### WHAT TO DO:
Reproduce the data in its entirety, exactly as supplied.

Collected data
════
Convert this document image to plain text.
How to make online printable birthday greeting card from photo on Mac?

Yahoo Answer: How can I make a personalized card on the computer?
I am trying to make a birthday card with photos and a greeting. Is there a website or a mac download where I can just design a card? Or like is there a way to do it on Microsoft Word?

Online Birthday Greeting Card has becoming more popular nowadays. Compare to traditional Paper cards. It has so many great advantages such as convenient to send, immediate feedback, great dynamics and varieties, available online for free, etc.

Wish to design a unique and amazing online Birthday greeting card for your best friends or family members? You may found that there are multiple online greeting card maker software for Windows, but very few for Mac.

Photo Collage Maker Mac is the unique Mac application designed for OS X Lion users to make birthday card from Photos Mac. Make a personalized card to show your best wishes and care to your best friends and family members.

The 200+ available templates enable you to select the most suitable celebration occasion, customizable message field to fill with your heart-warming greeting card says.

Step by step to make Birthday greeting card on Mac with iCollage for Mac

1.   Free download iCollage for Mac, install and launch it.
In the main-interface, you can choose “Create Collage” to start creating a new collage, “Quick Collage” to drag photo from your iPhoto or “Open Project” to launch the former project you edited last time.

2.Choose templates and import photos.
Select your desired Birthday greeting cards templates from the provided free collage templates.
════
### REPLY TO THE EXERCISE:
Convert this document image to plain text.
How to make online printable birthday greeting card from photo on Mac?

Yahoo Answer: How can I make a personalized card on the computer?
I am trying to make a birthday card with photos and a greeting. Is there a website or a mac download where I can just design a card? Or like is there a way to do it on Microsoft Word?

Online Birthday Greeting Card has becoming more popular nowadays. Compare to traditional Paper cards. It has so many great advantages such as convenient to send, immediate feedback, great dynamics and varieties, available online for free, etc.

Wish to design a unique and amazing online Birthday greeting card for your best friends or family members? You may found that there are multiple online greeting card maker software for Windows, but very few for Mac.

Photo Collage Maker Mac is the unique Mac application designed for OS X Lion users to make birthday card from Photos Mac. Make a personalized card to show your best wishes and care to your best friends and family members.

The 200+ available templates enable you to select the most suitable celebration occasion, customizable message field to fill with your heart-warming greeting card says.

Step by step to make Birthday greeting card on Mac with iCollage for Mac

1.   Free download iCollage for Mac, install and launch it.
In the main-interface, you can choose “Create Collage” to start creating a new collage, “Quick Collage” to drag photo from your iPhoto or “Open Project” to launch the former project you edited last time.

2.Choose templates and import photos.
Select your desired Birthday greeting cards templates from the provided free collage templates.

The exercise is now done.